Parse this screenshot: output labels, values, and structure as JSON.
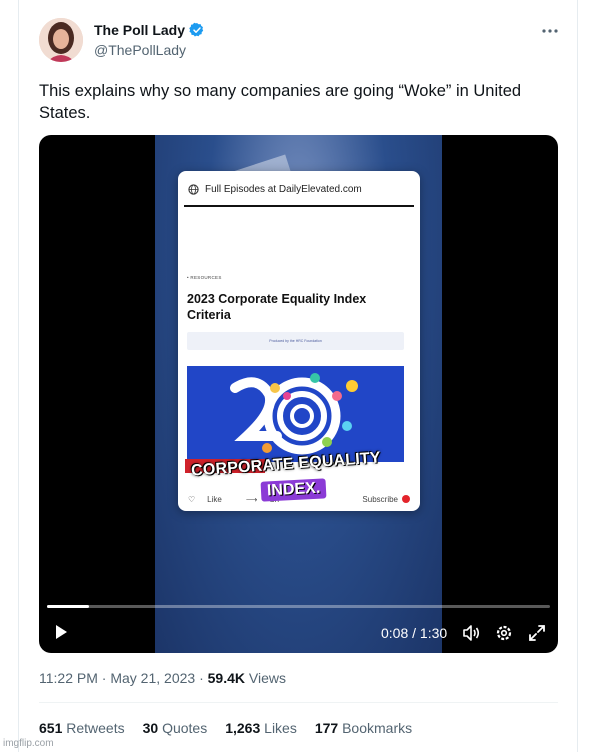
{
  "author": {
    "name": "The Poll Lady",
    "handle": "@ThePollLady",
    "verified_color": "#1d9bf0"
  },
  "tweet": {
    "text": "This explains why so many companies are going “Woke” in United States."
  },
  "video": {
    "card_header": "Full Episodes at DailyElevated.com",
    "card_section": "• RESOURCES",
    "card_title": "2023 Corporate Equality Index Criteria",
    "card_strip": "Produced by the HRC Foundation",
    "card_like": "Like",
    "card_share": "Sh",
    "card_subscribe": "Subscribe",
    "caption_line1": "CORPORATE EQUALITY",
    "caption_line2": "INDEX.",
    "time": "0:08 / 1:30",
    "progress_fraction": 0.083
  },
  "meta": {
    "time": "11:22 PM",
    "date": "May 21, 2023",
    "views_count": "59.4K",
    "views_label": "Views"
  },
  "stats": [
    {
      "count": "651",
      "label": "Retweets"
    },
    {
      "count": "30",
      "label": "Quotes"
    },
    {
      "count": "1,263",
      "label": "Likes"
    },
    {
      "count": "177",
      "label": "Bookmarks"
    }
  ],
  "watermark": "imgflip.com",
  "icons": [
    "verified-icon",
    "more-icon",
    "globe-icon",
    "heart-icon",
    "share-icon",
    "play-icon",
    "volume-icon",
    "settings-icon",
    "fullscreen-icon"
  ]
}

-- -- --

• [TASK TO CARRY OUT]: Copy every record above exactly, leaving out any pictures.

• [REPLY TO THE EXERCISE]:
Parse this screenshot: output labels, values, and structure as JSON.
{
  "author": {
    "name": "The Poll Lady",
    "handle": "@ThePollLady",
    "verified_color": "#1d9bf0"
  },
  "tweet": {
    "text": "This explains why so many companies are going “Woke” in United States."
  },
  "video": {
    "card_header": "Full Episodes at DailyElevated.com",
    "card_section": "• RESOURCES",
    "card_title": "2023 Corporate Equality Index Criteria",
    "card_strip": "Produced by the HRC Foundation",
    "card_like": "Like",
    "card_share": "Sh",
    "card_subscribe": "Subscribe",
    "caption_line1": "CORPORATE EQUALITY",
    "caption_line2": "INDEX.",
    "time": "0:08 / 1:30",
    "progress_fraction": 0.083
  },
  "meta": {
    "time": "11:22 PM",
    "date": "May 21, 2023",
    "views_count": "59.4K",
    "views_label": "Views"
  },
  "stats": [
    {
      "count": "651",
      "label": "Retweets"
    },
    {
      "count": "30",
      "label": "Quotes"
    },
    {
      "count": "1,263",
      "label": "Likes"
    },
    {
      "count": "177",
      "label": "Bookmarks"
    }
  ],
  "watermark": "imgflip.com",
  "icons": [
    "verified-icon",
    "more-icon",
    "globe-icon",
    "heart-icon",
    "share-icon",
    "play-icon",
    "volume-icon",
    "settings-icon",
    "fullscreen-icon"
  ]
}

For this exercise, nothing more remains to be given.